Of all the lines in the records, how many hold the word "Developer"? Answer with the number only.

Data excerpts
──────

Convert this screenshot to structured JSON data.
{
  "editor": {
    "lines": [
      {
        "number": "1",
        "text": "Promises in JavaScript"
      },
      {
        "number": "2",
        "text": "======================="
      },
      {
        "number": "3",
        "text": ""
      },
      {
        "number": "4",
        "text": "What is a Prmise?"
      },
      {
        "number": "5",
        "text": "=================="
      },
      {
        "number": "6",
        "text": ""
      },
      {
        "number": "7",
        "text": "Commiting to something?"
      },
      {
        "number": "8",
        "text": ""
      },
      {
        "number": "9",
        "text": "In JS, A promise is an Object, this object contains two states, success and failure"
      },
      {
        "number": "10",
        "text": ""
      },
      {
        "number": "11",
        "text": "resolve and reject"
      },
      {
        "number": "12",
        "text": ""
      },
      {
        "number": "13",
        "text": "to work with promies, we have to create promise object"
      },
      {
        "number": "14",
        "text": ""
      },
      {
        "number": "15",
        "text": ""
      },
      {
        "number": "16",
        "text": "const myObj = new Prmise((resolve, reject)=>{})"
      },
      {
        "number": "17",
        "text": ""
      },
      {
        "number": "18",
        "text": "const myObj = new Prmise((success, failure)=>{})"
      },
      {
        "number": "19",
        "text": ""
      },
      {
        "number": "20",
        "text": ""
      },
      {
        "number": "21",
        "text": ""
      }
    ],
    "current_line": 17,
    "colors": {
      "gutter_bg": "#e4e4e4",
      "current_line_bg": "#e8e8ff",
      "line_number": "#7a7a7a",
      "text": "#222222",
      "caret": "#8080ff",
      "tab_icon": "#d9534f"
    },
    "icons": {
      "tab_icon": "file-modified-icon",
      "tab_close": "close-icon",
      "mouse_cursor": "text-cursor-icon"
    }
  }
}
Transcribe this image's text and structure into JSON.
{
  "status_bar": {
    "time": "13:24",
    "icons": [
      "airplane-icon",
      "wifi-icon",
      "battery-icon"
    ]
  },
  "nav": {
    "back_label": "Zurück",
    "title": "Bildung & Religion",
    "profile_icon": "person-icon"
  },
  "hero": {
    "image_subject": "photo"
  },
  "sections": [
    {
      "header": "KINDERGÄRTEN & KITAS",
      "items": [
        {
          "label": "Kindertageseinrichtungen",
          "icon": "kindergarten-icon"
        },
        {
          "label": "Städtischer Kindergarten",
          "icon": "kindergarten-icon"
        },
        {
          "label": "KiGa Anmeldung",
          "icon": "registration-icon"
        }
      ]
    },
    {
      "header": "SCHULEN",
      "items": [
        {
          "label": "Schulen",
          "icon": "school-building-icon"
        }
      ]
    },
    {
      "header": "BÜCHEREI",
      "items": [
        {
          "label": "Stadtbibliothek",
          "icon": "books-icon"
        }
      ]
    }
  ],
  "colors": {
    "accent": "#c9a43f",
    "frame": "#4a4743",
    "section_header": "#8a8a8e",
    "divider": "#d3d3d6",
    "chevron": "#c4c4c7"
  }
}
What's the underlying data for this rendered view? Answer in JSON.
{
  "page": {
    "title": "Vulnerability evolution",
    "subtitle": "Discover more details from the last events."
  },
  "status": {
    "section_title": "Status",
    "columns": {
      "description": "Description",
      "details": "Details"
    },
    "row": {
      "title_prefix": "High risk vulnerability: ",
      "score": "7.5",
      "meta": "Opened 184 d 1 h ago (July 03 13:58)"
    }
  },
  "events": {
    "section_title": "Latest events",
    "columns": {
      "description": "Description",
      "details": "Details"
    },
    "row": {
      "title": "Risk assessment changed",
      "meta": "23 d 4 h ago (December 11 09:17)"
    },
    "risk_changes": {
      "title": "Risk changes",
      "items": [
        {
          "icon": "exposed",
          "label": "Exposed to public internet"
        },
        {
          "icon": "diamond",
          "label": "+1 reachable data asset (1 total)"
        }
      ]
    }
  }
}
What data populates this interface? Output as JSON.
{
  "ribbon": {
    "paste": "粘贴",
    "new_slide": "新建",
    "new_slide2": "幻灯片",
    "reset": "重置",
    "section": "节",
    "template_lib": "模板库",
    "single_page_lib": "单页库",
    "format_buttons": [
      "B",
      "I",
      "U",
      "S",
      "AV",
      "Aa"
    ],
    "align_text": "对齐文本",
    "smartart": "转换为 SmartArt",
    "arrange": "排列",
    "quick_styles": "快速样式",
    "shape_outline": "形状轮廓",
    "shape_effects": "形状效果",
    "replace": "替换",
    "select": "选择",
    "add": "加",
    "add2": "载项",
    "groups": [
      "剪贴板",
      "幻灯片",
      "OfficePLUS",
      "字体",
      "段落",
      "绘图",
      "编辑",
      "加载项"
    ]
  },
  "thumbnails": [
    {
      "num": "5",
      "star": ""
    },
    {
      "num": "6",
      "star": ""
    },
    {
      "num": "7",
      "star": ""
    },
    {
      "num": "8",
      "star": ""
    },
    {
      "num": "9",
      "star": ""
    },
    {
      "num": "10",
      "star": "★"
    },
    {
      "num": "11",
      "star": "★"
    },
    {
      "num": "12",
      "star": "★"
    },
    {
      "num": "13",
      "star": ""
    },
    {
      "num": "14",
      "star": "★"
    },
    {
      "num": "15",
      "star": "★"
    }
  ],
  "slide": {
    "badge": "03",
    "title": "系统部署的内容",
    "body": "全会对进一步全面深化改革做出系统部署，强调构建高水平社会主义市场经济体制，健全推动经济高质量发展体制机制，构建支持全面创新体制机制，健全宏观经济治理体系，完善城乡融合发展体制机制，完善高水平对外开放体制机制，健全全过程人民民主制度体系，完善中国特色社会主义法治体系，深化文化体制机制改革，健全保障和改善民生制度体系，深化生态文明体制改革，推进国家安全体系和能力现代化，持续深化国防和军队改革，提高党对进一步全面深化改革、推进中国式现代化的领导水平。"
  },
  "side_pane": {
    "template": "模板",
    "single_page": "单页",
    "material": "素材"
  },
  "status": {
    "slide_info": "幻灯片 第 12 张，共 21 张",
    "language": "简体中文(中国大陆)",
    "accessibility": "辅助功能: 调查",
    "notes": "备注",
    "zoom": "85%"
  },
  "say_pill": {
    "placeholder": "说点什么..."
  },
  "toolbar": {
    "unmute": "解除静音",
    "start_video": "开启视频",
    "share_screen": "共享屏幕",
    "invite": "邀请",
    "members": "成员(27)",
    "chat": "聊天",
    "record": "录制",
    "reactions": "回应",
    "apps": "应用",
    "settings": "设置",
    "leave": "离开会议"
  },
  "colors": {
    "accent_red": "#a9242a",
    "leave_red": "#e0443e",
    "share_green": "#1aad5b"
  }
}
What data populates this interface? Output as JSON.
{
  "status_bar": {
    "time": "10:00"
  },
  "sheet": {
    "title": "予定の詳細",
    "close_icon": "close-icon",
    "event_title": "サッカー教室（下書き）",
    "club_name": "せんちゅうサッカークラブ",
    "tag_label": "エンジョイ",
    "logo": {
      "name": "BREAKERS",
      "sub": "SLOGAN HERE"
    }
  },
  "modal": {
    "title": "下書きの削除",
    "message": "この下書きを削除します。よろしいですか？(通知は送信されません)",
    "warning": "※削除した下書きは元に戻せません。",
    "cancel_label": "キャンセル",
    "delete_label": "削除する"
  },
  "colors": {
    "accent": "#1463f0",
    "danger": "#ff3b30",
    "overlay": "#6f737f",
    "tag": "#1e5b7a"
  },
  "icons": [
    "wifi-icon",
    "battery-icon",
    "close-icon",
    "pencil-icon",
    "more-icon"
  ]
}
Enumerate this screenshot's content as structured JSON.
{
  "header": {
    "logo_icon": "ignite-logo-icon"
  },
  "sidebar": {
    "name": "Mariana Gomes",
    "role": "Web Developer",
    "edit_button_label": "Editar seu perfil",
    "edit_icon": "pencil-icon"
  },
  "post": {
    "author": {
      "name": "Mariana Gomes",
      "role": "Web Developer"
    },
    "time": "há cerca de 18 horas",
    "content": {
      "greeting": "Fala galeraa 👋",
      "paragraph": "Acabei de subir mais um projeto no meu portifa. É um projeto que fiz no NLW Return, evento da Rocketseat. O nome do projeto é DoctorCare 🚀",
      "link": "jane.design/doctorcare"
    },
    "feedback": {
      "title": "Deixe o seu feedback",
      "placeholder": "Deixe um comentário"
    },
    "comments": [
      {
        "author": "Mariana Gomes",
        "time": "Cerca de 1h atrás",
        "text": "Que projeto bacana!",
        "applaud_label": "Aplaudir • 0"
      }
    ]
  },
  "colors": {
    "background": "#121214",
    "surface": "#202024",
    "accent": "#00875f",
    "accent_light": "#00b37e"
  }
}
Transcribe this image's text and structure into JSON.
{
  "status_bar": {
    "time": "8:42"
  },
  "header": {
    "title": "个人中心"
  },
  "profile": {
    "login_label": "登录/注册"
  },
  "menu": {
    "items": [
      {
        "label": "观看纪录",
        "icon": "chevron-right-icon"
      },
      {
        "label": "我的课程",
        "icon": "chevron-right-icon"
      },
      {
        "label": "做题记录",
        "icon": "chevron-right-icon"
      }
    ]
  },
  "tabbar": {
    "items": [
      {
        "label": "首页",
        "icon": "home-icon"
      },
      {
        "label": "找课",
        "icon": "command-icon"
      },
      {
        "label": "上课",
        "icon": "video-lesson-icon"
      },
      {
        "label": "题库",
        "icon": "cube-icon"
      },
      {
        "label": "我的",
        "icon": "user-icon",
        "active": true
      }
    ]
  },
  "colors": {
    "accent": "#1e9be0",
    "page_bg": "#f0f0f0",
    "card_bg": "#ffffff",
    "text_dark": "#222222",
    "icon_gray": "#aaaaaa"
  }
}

──────

# [PROBLEM SOLUTION]
2